### TASK BRIEF
Output all lines exactly, with nothing added or dropped.

[Records from a dataset]
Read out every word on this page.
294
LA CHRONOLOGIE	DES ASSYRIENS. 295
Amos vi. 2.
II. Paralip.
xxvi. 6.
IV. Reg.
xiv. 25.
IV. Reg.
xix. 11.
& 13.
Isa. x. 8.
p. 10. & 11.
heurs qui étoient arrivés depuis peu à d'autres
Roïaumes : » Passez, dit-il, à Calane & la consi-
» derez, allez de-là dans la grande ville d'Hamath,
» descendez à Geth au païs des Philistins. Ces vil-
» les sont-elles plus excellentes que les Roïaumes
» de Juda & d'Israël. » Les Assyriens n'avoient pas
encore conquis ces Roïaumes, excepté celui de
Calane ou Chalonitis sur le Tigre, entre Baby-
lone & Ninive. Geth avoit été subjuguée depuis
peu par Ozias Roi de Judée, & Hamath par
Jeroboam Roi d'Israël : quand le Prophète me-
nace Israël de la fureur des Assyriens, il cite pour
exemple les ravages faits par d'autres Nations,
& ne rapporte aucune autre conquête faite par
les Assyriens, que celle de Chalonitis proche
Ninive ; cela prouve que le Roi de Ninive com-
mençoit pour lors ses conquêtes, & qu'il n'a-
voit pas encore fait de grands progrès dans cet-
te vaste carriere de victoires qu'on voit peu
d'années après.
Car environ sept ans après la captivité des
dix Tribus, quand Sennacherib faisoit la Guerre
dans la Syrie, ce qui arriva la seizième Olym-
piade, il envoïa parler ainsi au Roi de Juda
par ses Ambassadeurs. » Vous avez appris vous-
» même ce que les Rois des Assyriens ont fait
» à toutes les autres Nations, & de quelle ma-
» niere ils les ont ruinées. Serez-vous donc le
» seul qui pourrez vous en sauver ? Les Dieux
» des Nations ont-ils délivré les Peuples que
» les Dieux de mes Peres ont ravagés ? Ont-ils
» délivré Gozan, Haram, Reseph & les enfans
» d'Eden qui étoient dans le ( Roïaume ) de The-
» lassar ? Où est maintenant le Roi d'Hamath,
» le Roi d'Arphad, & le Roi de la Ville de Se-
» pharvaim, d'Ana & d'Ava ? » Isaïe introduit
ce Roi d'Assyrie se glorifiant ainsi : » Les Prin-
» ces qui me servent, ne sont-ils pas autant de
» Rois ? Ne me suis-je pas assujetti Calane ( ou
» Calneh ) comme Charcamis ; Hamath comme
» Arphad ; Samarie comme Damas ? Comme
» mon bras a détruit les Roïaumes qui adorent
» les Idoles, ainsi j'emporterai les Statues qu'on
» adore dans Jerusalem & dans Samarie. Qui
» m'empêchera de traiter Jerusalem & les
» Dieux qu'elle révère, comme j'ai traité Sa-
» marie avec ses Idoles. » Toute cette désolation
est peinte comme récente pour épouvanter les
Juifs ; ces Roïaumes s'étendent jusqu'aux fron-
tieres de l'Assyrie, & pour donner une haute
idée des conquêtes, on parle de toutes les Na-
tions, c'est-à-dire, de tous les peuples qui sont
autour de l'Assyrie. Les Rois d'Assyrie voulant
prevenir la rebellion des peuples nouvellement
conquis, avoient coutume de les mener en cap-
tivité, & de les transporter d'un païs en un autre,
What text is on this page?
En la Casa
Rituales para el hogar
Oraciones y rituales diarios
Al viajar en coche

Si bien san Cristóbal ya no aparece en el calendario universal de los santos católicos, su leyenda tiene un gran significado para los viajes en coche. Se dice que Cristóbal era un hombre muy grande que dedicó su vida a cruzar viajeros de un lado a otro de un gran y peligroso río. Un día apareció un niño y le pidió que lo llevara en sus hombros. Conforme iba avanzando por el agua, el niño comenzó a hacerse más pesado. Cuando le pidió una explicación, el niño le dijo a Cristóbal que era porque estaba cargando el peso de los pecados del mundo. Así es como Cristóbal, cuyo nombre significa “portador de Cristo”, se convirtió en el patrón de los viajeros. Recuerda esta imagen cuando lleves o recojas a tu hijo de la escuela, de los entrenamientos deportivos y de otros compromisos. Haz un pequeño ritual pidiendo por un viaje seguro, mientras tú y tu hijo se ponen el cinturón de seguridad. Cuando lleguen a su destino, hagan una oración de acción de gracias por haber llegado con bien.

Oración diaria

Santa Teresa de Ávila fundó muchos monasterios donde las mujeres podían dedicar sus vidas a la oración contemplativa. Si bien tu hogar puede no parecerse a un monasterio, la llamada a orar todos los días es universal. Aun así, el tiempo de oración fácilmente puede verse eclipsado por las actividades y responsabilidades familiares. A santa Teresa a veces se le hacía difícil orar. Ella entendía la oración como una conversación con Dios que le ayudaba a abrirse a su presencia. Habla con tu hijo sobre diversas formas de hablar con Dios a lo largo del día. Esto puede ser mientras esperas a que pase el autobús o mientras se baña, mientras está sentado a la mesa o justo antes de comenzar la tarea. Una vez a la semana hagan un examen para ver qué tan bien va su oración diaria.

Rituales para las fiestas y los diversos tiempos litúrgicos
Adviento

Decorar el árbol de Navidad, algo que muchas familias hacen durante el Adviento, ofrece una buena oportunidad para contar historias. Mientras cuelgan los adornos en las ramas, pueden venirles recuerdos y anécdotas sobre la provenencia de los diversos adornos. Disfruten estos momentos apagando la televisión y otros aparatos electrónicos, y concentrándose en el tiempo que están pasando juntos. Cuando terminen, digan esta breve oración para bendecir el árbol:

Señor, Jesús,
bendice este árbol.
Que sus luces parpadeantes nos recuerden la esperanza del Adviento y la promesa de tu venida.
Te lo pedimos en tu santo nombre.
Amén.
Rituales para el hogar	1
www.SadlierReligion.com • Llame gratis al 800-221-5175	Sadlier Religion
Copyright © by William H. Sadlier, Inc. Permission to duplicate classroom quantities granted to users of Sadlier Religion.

### FINISHED TASK
Read out every word on this page.
294
LA CHRONOLOGIE	DES ASSYRIENS. 295
Amos vi. 2.
II. Paralip.
xxvi. 6.
IV. Reg.
xiv. 25.
IV. Reg.
xix. 11.
& 13.
Isa. x. 8.
p. 10. & 11.
heurs qui étoient arrivés depuis peu à d'autres
Roïaumes : » Passez, dit-il, à Calane & la consi-
» derez, allez de-là dans la grande ville d'Hamath,
» descendez à Geth au païs des Philistins. Ces vil-
» les sont-elles plus excellentes que les Roïaumes
» de Juda & d'Israël. » Les Assyriens n'avoient pas
encore conquis ces Roïaumes, excepté celui de
Calane ou Chalonitis sur le Tigre, entre Baby-
lone & Ninive. Geth avoit été subjuguée depuis
peu par Ozias Roi de Judée, & Hamath par
Jeroboam Roi d'Israël : quand le Prophète me-
nace Israël de la fureur des Assyriens, il cite pour
exemple les ravages faits par d'autres Nations,
& ne rapporte aucune autre conquête faite par
les Assyriens, que celle de Chalonitis proche
Ninive ; cela prouve que le Roi de Ninive com-
mençoit pour lors ses conquêtes, & qu'il n'a-
voit pas encore fait de grands progrès dans cet-
te vaste carriere de victoires qu'on voit peu
d'années après.
Car environ sept ans après la captivité des
dix Tribus, quand Sennacherib faisoit la Guerre
dans la Syrie, ce qui arriva la seizième Olym-
piade, il envoïa parler ainsi au Roi de Juda
par ses Ambassadeurs. » Vous avez appris vous-
» même ce que les Rois des Assyriens ont fait
» à toutes les autres Nations, & de quelle ma-
» niere ils les ont ruinées. Serez-vous donc le
» seul qui pourrez vous en sauver ? Les Dieux
» des Nations ont-ils délivré les Peuples que
» les Dieux de mes Peres ont ravagés ? Ont-ils
» délivré Gozan, Haram, Reseph & les enfans
» d'Eden qui étoient dans le ( Roïaume ) de The-
» lassar ? Où est maintenant le Roi d'Hamath,
» le Roi d'Arphad, & le Roi de la Ville de Se-
» pharvaim, d'Ana & d'Ava ? » Isaïe introduit
ce Roi d'Assyrie se glorifiant ainsi : » Les Prin-
» ces qui me servent, ne sont-ils pas autant de
» Rois ? Ne me suis-je pas assujetti Calane ( ou
» Calneh ) comme Charcamis ; Hamath comme
» Arphad ; Samarie comme Damas ? Comme
» mon bras a détruit les Roïaumes qui adorent
» les Idoles, ainsi j'emporterai les Statues qu'on
» adore dans Jerusalem & dans Samarie. Qui
» m'empêchera de traiter Jerusalem & les
» Dieux qu'elle révère, comme j'ai traité Sa-
» marie avec ses Idoles. » Toute cette désolation
est peinte comme récente pour épouvanter les
Juifs ; ces Roïaumes s'étendent jusqu'aux fron-
tieres de l'Assyrie, & pour donner une haute
idée des conquêtes, on parle de toutes les Na-
tions, c'est-à-dire, de tous les peuples qui sont
autour de l'Assyrie. Les Rois d'Assyrie voulant
prevenir la rebellion des peuples nouvellement
conquis, avoient coutume de les mener en cap-
tivité, & de les transporter d'un païs en un autre,
What text is on this page?
En la Casa
Rituales para el hogar
Oraciones y rituales diarios
Al viajar en coche

Si bien san Cristóbal ya no aparece en el calendario universal de los santos católicos, su leyenda tiene un gran significado para los viajes en coche. Se dice que Cristóbal era un hombre muy grande que dedicó su vida a cruzar viajeros de un lado a otro de un gran y peligroso río. Un día apareció un niño y le pidió que lo llevara en sus hombros. Conforme iba avanzando por el agua, el niño comenzó a hacerse más pesado. Cuando le pidió una explicación, el niño le dijo a Cristóbal que era porque estaba cargando el peso de los pecados del mundo. Así es como Cristóbal, cuyo nombre significa “portador de Cristo”, se convirtió en el patrón de los viajeros. Recuerda esta imagen cuando lleves o recojas a tu hijo de la escuela, de los entrenamientos deportivos y de otros compromisos. Haz un pequeño ritual pidiendo por un viaje seguro, mientras tú y tu hijo se ponen el cinturón de seguridad. Cuando lleguen a su destino, hagan una oración de acción de gracias por haber llegado con bien.

Oración diaria

Santa Teresa de Ávila fundó muchos monasterios donde las mujeres podían dedicar sus vidas a la oración contemplativa. Si bien tu hogar puede no parecerse a un monasterio, la llamada a orar todos los días es universal. Aun así, el tiempo de oración fácilmente puede verse eclipsado por las actividades y responsabilidades familiares. A santa Teresa a veces se le hacía difícil orar. Ella entendía la oración como una conversación con Dios que le ayudaba a abrirse a su presencia. Habla con tu hijo sobre diversas formas de hablar con Dios a lo largo del día. Esto puede ser mientras esperas a que pase el autobús o mientras se baña, mientras está sentado a la mesa o justo antes de comenzar la tarea. Una vez a la semana hagan un examen para ver qué tan bien va su oración diaria.

Rituales para las fiestas y los diversos tiempos litúrgicos
Adviento

Decorar el árbol de Navidad, algo que muchas familias hacen durante el Adviento, ofrece una buena oportunidad para contar historias. Mientras cuelgan los adornos en las ramas, pueden venirles recuerdos y anécdotas sobre la provenencia de los diversos adornos. Disfruten estos momentos apagando la televisión y otros aparatos electrónicos, y concentrándose en el tiempo que están pasando juntos. Cuando terminen, digan esta breve oración para bendecir el árbol:

Señor, Jesús,
bendice este árbol.
Que sus luces parpadeantes nos recuerden la esperanza del Adviento y la promesa de tu venida.
Te lo pedimos en tu santo nombre.
Amén.
Rituales para el hogar	1
www.SadlierReligion.com • Llame gratis al 800-221-5175	Sadlier Religion
Copyright © by William H. Sadlier, Inc. Permission to duplicate classroom quantities granted to users of Sadlier Religion.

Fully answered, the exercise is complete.